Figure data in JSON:
— begin —
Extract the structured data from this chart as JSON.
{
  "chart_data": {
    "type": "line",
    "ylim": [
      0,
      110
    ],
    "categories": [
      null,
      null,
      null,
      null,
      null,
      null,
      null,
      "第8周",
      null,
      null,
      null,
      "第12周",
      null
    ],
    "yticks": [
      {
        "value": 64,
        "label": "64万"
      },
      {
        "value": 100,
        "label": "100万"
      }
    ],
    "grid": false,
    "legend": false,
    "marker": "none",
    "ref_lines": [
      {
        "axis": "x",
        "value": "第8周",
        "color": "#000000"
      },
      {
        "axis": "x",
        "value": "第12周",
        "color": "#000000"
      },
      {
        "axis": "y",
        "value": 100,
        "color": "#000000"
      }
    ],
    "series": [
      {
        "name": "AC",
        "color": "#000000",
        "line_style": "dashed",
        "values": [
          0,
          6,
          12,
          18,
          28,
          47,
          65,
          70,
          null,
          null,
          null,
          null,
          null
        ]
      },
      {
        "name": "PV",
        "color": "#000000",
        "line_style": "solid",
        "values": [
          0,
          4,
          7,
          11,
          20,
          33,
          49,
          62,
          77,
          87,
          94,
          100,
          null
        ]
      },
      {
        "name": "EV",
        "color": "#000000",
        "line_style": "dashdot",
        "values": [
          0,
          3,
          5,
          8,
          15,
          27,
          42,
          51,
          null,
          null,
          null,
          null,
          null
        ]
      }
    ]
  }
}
— end —
— begin —
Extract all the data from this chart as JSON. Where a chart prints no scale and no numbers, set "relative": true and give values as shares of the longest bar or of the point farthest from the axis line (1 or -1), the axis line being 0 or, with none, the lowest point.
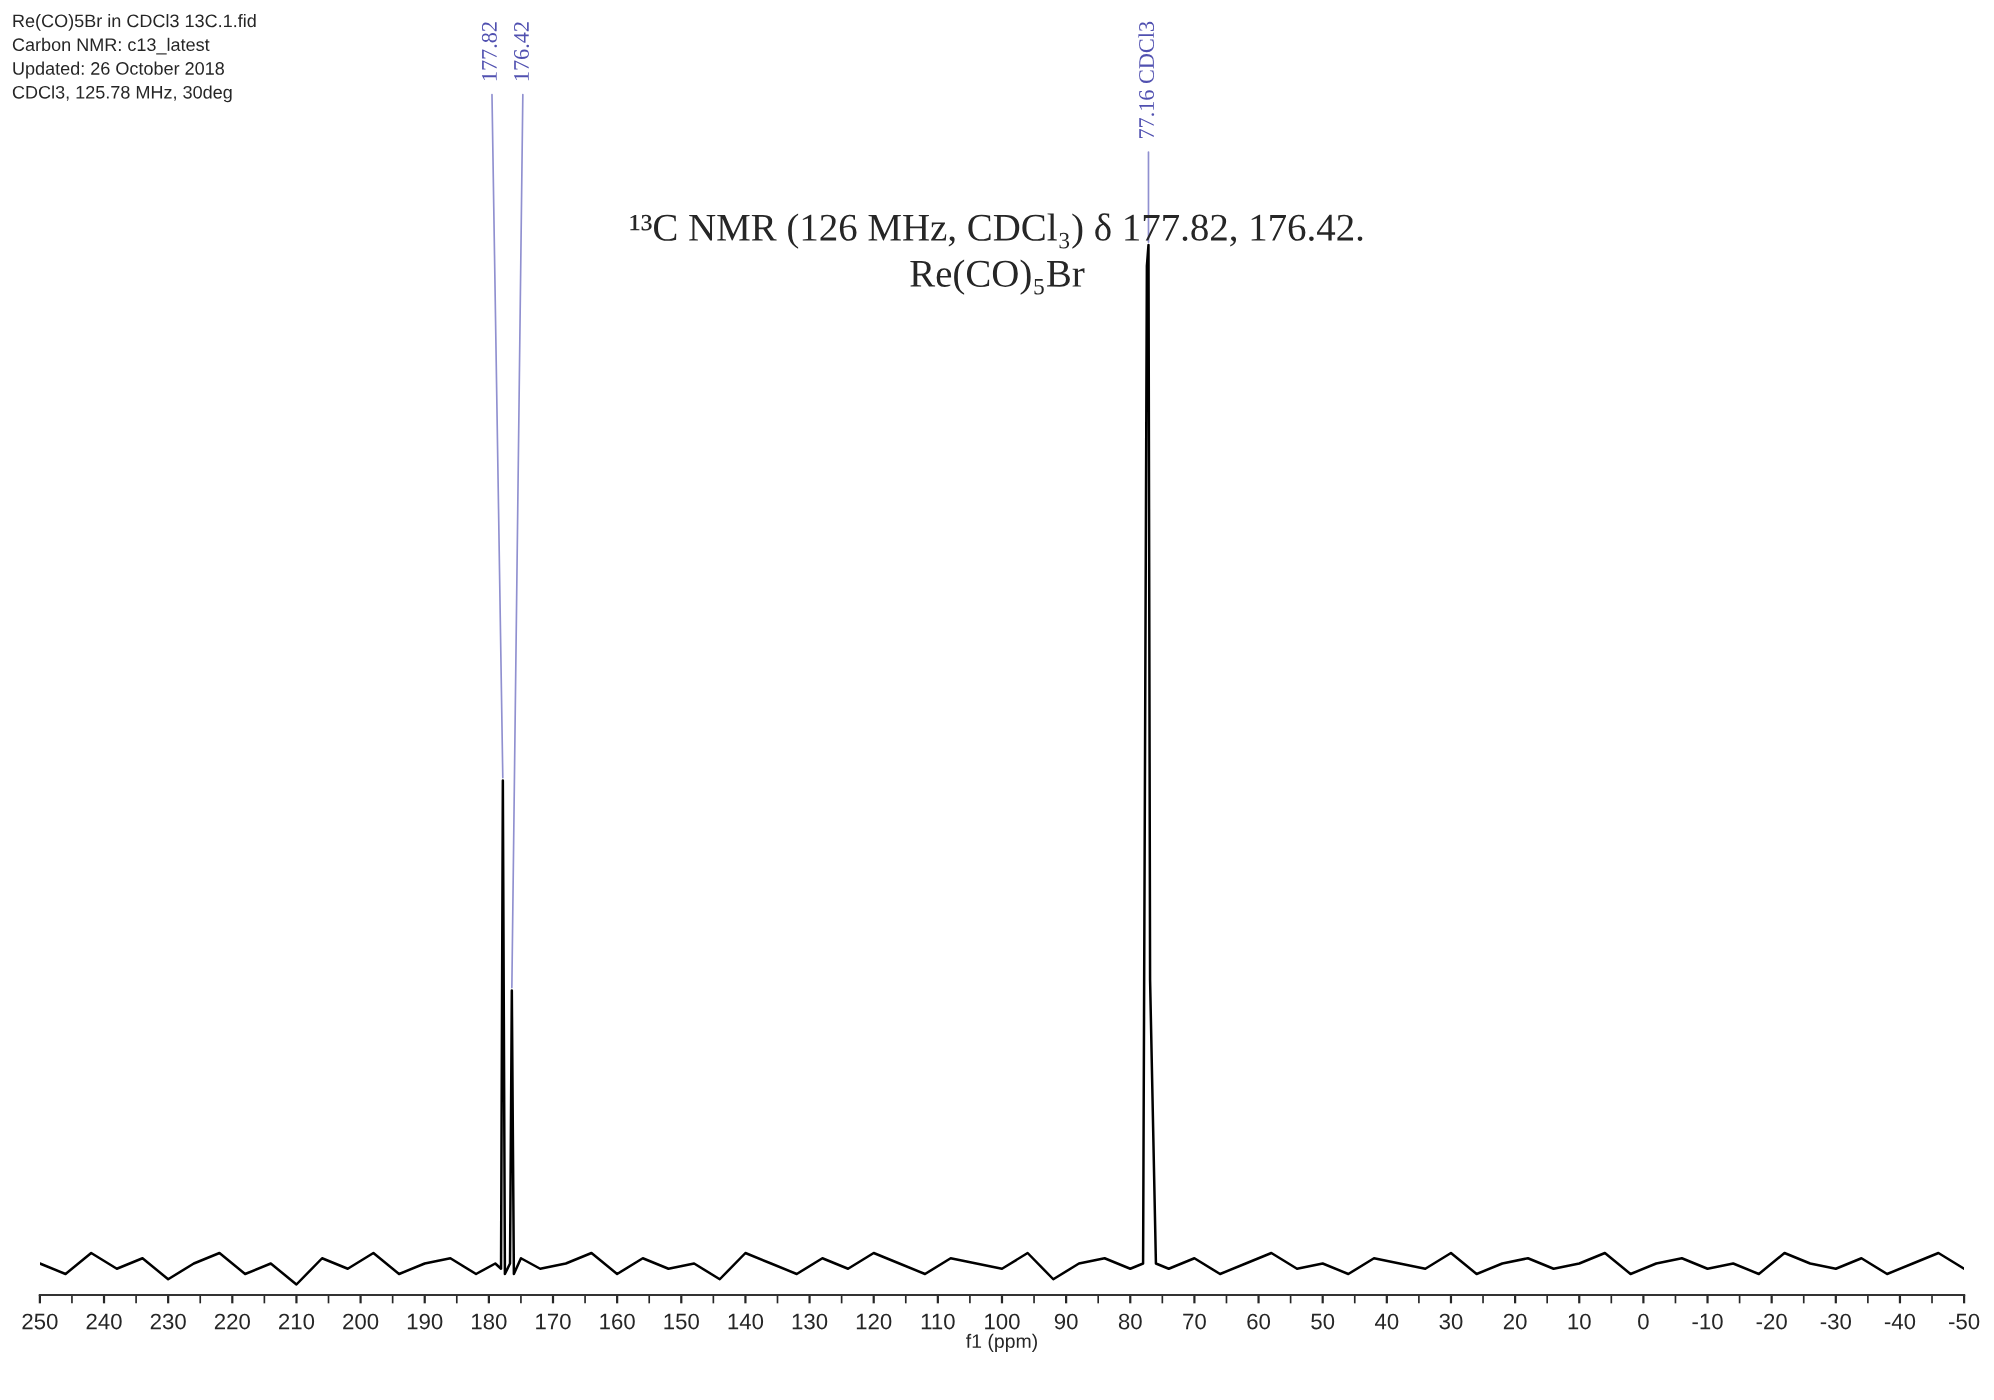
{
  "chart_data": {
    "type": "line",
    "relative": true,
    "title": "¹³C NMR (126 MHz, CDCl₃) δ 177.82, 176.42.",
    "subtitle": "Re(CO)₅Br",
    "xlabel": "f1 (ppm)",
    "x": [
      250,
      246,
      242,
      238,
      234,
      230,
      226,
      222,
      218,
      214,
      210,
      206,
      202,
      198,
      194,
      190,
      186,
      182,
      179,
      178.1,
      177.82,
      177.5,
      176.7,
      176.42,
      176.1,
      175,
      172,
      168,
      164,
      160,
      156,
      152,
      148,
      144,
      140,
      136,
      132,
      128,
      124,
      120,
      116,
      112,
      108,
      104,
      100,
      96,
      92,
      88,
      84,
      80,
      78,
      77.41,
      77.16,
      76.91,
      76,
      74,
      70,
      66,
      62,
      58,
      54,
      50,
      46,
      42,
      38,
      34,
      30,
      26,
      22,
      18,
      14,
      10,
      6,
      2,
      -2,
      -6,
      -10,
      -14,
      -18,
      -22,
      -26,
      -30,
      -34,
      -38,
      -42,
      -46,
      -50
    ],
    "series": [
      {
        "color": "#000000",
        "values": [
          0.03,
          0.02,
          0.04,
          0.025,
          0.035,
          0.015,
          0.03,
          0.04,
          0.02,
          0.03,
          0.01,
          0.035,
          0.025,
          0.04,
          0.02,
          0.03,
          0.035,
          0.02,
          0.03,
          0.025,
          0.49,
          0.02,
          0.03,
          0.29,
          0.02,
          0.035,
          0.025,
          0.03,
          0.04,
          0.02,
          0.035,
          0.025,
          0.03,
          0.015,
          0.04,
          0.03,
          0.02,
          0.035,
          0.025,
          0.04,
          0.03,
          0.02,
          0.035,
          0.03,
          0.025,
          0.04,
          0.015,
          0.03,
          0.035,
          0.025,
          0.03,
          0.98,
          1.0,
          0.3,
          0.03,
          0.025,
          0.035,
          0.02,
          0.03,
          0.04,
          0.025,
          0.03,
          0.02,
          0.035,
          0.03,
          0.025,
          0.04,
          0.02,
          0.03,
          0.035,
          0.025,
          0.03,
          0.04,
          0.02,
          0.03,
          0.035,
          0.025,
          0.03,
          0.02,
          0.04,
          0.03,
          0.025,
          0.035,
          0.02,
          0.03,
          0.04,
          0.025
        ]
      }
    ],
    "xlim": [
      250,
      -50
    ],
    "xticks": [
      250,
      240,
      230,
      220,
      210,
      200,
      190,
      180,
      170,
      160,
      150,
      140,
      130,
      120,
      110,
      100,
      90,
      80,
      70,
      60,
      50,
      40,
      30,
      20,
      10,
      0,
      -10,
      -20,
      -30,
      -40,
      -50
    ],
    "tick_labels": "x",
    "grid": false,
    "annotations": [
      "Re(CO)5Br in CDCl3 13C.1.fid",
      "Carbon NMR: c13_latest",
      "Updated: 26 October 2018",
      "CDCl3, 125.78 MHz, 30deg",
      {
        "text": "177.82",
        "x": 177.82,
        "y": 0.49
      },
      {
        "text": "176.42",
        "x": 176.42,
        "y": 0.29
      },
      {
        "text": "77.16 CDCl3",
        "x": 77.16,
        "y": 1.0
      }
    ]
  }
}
— end —
» Goal of the exercise: Pull out each line holding the string "from".

» Response to this task:
Extract the structured data from this chart as JSON.
Extract all the data from this chart as JSON. Where a chart prints no scale and no numbers, set "relative": true and give values as shares of the longest bar or of the point farthest from the axis line (1 or -1), the axis line being 0 or, with none, the lowest point.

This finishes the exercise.